[start of Information provided]

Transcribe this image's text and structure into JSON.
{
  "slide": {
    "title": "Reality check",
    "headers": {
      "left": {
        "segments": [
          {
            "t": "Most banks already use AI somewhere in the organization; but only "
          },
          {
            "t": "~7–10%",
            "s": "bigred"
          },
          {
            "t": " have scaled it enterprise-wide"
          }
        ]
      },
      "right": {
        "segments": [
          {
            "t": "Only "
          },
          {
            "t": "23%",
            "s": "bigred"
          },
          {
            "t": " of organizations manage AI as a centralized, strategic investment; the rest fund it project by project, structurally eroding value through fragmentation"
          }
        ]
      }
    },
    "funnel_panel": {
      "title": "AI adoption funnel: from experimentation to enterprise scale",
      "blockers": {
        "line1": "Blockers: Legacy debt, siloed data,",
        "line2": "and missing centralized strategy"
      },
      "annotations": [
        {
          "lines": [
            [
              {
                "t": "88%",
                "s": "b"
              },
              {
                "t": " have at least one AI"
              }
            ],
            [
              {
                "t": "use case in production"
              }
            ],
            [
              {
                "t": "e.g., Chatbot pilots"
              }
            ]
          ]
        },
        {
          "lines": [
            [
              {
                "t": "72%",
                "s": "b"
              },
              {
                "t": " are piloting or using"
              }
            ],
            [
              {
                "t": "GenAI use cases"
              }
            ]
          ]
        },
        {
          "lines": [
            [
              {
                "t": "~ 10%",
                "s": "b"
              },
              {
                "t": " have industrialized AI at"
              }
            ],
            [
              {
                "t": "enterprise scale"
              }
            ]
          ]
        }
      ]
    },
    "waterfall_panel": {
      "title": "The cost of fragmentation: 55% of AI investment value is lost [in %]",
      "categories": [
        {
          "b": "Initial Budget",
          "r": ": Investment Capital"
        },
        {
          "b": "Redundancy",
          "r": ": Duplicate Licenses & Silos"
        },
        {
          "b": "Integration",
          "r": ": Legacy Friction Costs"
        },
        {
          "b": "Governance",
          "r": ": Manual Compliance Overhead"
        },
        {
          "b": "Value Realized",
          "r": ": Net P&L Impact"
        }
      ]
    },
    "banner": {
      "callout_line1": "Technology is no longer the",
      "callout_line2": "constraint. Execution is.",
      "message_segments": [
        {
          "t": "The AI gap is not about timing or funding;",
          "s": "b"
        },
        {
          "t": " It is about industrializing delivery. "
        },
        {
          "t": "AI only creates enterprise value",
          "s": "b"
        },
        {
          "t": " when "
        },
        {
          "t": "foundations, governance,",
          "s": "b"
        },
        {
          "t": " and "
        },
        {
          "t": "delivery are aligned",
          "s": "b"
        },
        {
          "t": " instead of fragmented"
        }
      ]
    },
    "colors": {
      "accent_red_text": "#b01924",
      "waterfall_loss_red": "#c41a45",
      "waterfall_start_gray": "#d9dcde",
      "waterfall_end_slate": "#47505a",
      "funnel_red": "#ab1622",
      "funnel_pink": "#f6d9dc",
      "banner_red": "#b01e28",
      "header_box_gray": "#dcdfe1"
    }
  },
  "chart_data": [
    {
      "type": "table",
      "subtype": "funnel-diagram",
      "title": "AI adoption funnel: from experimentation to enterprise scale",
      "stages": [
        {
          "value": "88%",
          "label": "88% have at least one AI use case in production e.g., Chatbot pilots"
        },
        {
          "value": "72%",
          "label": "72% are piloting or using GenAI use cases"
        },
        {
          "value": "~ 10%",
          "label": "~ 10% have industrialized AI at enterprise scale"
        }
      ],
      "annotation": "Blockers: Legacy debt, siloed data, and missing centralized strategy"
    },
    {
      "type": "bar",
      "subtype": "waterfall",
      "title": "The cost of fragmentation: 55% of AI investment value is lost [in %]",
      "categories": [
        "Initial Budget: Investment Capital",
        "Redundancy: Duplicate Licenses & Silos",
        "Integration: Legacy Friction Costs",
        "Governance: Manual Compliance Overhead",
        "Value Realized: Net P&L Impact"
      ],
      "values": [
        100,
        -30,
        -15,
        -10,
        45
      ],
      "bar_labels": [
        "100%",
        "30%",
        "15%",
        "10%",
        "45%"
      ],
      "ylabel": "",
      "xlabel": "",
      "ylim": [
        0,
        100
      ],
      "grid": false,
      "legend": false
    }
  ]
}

[end of Information provided]

→ Task: All lines holding the word "Redundancy" should be picked out and copied.

→ Full solution:
          "b": "Redundancy",
        "Redundancy: Duplicate Licenses & Silos",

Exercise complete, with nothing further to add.